- _The request_
Set down each entry from the block beneath, exactly as written.

━━ Material for this exercise

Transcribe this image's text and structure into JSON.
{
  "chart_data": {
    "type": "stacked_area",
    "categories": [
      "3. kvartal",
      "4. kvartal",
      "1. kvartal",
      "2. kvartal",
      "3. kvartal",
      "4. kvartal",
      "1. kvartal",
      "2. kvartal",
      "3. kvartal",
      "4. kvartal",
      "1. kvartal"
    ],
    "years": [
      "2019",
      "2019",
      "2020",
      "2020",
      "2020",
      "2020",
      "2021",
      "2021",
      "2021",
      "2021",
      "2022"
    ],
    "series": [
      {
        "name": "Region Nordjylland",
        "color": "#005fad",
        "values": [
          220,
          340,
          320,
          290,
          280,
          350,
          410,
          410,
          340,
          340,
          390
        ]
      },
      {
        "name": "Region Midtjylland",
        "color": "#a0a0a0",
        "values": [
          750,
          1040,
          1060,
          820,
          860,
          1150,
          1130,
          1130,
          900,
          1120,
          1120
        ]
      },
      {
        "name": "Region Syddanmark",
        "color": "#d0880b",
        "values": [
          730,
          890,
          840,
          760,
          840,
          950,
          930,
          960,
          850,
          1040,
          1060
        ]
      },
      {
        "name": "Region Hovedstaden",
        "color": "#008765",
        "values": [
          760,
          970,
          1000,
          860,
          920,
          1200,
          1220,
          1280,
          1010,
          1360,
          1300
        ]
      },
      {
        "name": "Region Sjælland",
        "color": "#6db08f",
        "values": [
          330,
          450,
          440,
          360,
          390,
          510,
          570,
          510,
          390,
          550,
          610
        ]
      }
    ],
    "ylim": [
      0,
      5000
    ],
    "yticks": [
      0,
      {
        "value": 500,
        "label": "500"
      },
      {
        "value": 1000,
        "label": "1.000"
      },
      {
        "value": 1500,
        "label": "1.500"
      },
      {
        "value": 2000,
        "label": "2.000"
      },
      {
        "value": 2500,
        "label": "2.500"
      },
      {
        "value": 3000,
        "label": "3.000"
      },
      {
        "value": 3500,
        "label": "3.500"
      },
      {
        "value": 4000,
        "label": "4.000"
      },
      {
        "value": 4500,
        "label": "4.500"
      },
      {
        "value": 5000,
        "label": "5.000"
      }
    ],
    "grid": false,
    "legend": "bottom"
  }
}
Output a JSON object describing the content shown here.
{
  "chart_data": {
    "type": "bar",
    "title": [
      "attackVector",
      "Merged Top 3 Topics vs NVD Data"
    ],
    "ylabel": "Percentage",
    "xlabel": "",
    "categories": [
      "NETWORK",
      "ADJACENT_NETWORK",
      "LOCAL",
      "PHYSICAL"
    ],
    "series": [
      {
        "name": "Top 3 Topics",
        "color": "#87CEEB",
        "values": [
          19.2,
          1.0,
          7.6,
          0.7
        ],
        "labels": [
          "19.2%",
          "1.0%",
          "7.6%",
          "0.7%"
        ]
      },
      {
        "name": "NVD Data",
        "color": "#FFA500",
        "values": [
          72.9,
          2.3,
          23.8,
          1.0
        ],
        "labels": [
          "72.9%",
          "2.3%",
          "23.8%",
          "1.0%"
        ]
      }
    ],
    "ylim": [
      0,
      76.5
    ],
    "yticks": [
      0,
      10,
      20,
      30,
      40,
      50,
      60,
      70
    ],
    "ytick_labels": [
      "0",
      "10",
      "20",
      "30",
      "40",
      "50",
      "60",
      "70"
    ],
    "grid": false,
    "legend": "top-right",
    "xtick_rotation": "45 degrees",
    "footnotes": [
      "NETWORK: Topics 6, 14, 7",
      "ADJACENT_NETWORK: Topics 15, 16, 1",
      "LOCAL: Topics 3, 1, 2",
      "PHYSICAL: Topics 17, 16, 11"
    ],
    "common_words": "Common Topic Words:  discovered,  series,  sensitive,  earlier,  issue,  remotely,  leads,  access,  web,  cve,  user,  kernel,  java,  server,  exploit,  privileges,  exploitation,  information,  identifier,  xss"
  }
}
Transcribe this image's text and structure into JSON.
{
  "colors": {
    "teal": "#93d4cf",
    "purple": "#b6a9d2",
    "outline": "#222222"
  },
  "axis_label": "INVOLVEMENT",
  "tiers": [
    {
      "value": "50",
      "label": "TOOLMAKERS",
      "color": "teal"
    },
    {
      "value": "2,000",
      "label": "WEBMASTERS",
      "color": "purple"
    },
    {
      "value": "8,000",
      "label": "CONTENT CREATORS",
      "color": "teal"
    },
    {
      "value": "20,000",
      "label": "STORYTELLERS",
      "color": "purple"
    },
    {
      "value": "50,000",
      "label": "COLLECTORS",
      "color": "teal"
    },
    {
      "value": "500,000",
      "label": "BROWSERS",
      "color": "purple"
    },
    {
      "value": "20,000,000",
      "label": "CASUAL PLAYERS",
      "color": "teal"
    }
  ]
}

━━━━

- _Result_
Transcribe this image's text and structure into JSON.
{
  "chart_data": {
    "type": "stacked_area",
    "categories": [
      "3. kvartal",
      "4. kvartal",
      "1. kvartal",
      "2. kvartal",
      "3. kvartal",
      "4. kvartal",
      "1. kvartal",
      "2. kvartal",
      "3. kvartal",
      "4. kvartal",
      "1. kvartal"
    ],
    "years": [
      "2019",
      "2019",
      "2020",
      "2020",
      "2020",
      "2020",
      "2021",
      "2021",
      "2021",
      "2021",
      "2022"
    ],
    "series": [
      {
        "name": "Region Nordjylland",
        "color": "#005fad",
        "values": [
          220,
          340,
          320,
          290,
          280,
          350,
          410,
          410,
          340,
          340,
          390
        ]
      },
      {
        "name": "Region Midtjylland",
        "color": "#a0a0a0",
        "values": [
          750,
          1040,
          1060,
          820,
          860,
          1150,
          1130,
          1130,
          900,
          1120,
          1120
        ]
      },
      {
        "name": "Region Syddanmark",
        "color": "#d0880b",
        "values": [
          730,
          890,
          840,
          760,
          840,
          950,
          930,
          960,
          850,
          1040,
          1060
        ]
      },
      {
        "name": "Region Hovedstaden",
        "color": "#008765",
        "values": [
          760,
          970,
          1000,
          860,
          920,
          1200,
          1220,
          1280,
          1010,
          1360,
          1300
        ]
      },
      {
        "name": "Region Sjælland",
        "color": "#6db08f",
        "values": [
          330,
          450,
          440,
          360,
          390,
          510,
          570,
          510,
          390,
          550,
          610
        ]
      }
    ],
    "ylim": [
      0,
      5000
    ],
    "yticks": [
      0,
      {
        "value": 500,
        "label": "500"
      },
      {
        "value": 1000,
        "label": "1.000"
      },
      {
        "value": 1500,
        "label": "1.500"
      },
      {
        "value": 2000,
        "label": "2.000"
      },
      {
        "value": 2500,
        "label": "2.500"
      },
      {
        "value": 3000,
        "label": "3.000"
      },
      {
        "value": 3500,
        "label": "3.500"
      },
      {
        "value": 4000,
        "label": "4.000"
      },
      {
        "value": 4500,
        "label": "4.500"
      },
      {
        "value": 5000,
        "label": "5.000"
      }
    ],
    "grid": false,
    "legend": "bottom"
  }
}
Output a JSON object describing the content shown here.
{
  "chart_data": {
    "type": "bar",
    "title": [
      "attackVector",
      "Merged Top 3 Topics vs NVD Data"
    ],
    "ylabel": "Percentage",
    "xlabel": "",
    "categories": [
      "NETWORK",
      "ADJACENT_NETWORK",
      "LOCAL",
      "PHYSICAL"
    ],
    "series": [
      {
        "name": "Top 3 Topics",
        "color": "#87CEEB",
        "values": [
          19.2,
          1.0,
          7.6,
          0.7
        ],
        "labels": [
          "19.2%",
          "1.0%",
          "7.6%",
          "0.7%"
        ]
      },
      {
        "name": "NVD Data",
        "color": "#FFA500",
        "values": [
          72.9,
          2.3,
          23.8,
          1.0
        ],
        "labels": [
          "72.9%",
          "2.3%",
          "23.8%",
          "1.0%"
        ]
      }
    ],
    "ylim": [
      0,
      76.5
    ],
    "yticks": [
      0,
      10,
      20,
      30,
      40,
      50,
      60,
      70
    ],
    "ytick_labels": [
      "0",
      "10",
      "20",
      "30",
      "40",
      "50",
      "60",
      "70"
    ],
    "grid": false,
    "legend": "top-right",
    "xtick_rotation": "45 degrees",
    "footnotes": [
      "NETWORK: Topics 6, 14, 7",
      "ADJACENT_NETWORK: Topics 15, 16, 1",
      "LOCAL: Topics 3, 1, 2",
      "PHYSICAL: Topics 17, 16, 11"
    ],
    "common_words": "Common Topic Words:  discovered,  series,  sensitive,  earlier,  issue,  remotely,  leads,  access,  web,  cve,  user,  kernel,  java,  server,  exploit,  privileges,  exploitation,  information,  identifier,  xss"
  }
}
Transcribe this image's text and structure into JSON.
{
  "colors": {
    "teal": "#93d4cf",
    "purple": "#b6a9d2",
    "outline": "#222222"
  },
  "axis_label": "INVOLVEMENT",
  "tiers": [
    {
      "value": "50",
      "label": "TOOLMAKERS",
      "color": "teal"
    },
    {
      "value": "2,000",
      "label": "WEBMASTERS",
      "color": "purple"
    },
    {
      "value": "8,000",
      "label": "CONTENT CREATORS",
      "color": "teal"
    },
    {
      "value": "20,000",
      "label": "STORYTELLERS",
      "color": "purple"
    },
    {
      "value": "50,000",
      "label": "COLLECTORS",
      "color": "teal"
    },
    {
      "value": "500,000",
      "label": "BROWSERS",
      "color": "purple"
    },
    {
      "value": "20,000,000",
      "label": "CASUAL PLAYERS",
      "color": "teal"
    }
  ]
}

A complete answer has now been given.